▶ RECORD EXCERPTS

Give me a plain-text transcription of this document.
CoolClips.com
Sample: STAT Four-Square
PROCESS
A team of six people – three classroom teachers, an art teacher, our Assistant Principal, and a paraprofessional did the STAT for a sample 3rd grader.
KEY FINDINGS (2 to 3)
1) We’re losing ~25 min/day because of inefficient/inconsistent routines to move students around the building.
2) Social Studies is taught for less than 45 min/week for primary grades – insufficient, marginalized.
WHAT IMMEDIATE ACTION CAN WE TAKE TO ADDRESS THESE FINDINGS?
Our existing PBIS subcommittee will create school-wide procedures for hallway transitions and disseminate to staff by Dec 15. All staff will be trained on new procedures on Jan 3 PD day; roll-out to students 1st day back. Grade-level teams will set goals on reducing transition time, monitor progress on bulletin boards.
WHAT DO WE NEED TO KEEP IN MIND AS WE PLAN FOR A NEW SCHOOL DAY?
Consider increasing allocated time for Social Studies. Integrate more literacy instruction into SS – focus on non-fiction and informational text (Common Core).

▶ THE REQUEST
Write out every entry verbatim.

▶ ANSWER
Give me a plain-text transcription of this document.
CoolClips.com
Sample: STAT Four-Square
PROCESS
A team of six people – three classroom teachers, an art teacher, our Assistant Principal, and a paraprofessional did the STAT for a sample 3rd grader.
KEY FINDINGS (2 to 3)
1) We’re losing ~25 min/day because of inefficient/inconsistent routines to move students around the building.
2) Social Studies is taught for less than 45 min/week for primary grades – insufficient, marginalized.
WHAT IMMEDIATE ACTION CAN WE TAKE TO ADDRESS THESE FINDINGS?
Our existing PBIS subcommittee will create school-wide procedures for hallway transitions and disseminate to staff by Dec 15. All staff will be trained on new procedures on Jan 3 PD day; roll-out to students 1st day back. Grade-level teams will set goals on reducing transition time, monitor progress on bulletin boards.
WHAT DO WE NEED TO KEEP IN MIND AS WE PLAN FOR A NEW SCHOOL DAY?
Consider increasing allocated time for Social Studies. Integrate more literacy instruction into SS – focus on non-fiction and informational text (Common Core).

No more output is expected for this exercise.